■ **Material for the task**
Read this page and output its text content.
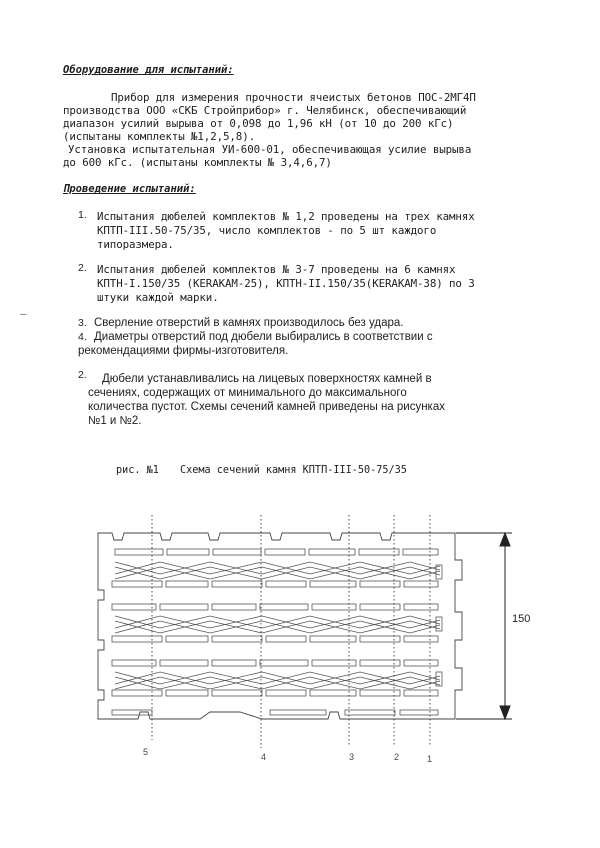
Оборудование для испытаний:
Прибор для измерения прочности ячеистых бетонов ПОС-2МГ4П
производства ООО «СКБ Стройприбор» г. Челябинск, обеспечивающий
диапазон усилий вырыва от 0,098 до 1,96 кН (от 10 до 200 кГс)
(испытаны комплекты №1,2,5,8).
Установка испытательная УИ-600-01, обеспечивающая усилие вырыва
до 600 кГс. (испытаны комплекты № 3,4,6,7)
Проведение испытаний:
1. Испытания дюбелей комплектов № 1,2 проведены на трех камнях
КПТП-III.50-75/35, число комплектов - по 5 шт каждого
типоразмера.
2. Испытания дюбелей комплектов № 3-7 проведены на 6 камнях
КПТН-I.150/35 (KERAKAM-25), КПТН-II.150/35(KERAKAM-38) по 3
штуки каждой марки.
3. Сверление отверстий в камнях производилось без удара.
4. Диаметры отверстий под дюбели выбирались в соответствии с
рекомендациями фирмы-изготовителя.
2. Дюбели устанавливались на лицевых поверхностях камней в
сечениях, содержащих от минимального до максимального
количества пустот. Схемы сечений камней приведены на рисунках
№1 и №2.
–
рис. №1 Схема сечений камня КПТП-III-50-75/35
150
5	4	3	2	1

--

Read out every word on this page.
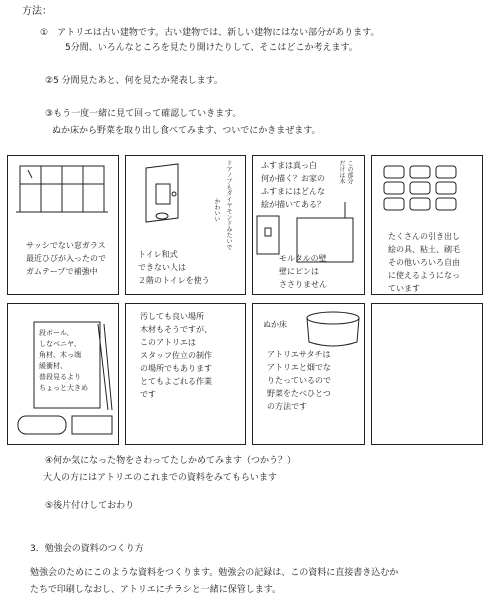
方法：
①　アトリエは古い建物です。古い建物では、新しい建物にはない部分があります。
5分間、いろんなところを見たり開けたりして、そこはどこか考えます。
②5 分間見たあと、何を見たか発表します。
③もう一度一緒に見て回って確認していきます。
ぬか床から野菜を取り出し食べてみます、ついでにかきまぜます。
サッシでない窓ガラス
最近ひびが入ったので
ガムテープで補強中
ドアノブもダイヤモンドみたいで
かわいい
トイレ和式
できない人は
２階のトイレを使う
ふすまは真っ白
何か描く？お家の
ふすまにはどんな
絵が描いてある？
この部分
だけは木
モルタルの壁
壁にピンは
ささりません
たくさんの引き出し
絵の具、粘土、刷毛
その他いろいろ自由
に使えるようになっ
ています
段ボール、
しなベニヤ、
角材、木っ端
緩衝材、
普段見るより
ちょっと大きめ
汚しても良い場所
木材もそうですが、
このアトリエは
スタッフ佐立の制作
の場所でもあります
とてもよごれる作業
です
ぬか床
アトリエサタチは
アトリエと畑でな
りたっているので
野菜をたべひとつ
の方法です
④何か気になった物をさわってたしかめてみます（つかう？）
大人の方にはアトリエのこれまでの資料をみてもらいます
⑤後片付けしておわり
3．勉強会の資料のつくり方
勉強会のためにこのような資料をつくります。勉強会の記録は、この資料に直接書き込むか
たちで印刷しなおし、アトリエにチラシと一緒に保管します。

■ **Challenge**
Tally the lines of the records holding the word "дюбелей", then give only the resulting number.

■ **Answer**
2